THE PROBLEM ▸ Only the number is wanted: how many lines contain the string "училищному"?

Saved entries
•••••
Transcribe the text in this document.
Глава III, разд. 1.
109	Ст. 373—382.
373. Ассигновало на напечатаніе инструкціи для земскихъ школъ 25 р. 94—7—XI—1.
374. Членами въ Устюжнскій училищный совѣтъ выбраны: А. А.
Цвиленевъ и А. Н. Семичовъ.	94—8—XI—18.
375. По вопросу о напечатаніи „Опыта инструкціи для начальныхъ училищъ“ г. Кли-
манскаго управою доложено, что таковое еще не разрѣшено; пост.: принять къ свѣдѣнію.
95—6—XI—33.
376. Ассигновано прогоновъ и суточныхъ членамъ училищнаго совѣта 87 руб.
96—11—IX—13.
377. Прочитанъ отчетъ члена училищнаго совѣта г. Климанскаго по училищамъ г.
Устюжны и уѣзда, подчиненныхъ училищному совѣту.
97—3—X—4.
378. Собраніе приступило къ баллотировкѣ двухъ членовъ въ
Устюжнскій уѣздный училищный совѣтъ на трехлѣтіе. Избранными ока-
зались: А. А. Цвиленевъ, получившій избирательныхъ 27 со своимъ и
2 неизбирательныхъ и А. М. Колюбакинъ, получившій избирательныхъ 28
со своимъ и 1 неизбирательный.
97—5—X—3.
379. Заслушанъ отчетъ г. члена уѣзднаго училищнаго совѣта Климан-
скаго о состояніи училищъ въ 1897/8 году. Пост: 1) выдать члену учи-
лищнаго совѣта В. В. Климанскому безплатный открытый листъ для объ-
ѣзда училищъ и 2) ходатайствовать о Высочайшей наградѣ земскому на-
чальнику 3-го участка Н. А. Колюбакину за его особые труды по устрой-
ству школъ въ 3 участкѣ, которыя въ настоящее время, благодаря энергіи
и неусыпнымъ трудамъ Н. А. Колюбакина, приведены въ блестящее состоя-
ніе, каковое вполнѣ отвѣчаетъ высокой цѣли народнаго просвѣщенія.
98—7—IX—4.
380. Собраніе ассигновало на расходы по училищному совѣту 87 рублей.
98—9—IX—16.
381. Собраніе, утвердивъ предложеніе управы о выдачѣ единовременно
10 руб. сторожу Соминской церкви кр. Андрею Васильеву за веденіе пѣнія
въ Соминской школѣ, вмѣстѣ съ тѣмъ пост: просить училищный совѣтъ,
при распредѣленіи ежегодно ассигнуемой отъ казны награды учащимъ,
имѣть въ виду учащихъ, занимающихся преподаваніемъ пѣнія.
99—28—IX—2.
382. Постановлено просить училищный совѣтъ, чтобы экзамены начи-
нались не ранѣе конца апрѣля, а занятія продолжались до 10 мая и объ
•••••
ANSWER TO THIS EXERCISE ▸ 2